Would you extract the whole listing below and retype it exactly?

## Exercise material
--------------------------------------------------
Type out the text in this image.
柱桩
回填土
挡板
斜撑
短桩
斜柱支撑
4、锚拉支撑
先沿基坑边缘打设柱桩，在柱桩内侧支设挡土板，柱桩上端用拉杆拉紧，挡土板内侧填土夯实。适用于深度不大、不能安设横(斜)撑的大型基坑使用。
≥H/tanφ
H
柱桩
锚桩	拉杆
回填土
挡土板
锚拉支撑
--------------------------------------------------
## Solved exercise
Type out the text in this image.
柱桩
回填土
挡板
斜撑
短桩
斜柱支撑
4、锚拉支撑
先沿基坑边缘打设柱桩，在柱桩内侧支设挡土板，柱桩上端用拉杆拉紧，挡土板内侧填土夯实。适用于深度不大、不能安设横(斜)撑的大型基坑使用。
≥H/tanφ
H
柱桩
锚桩	拉杆
回填土
挡土板
锚拉支撑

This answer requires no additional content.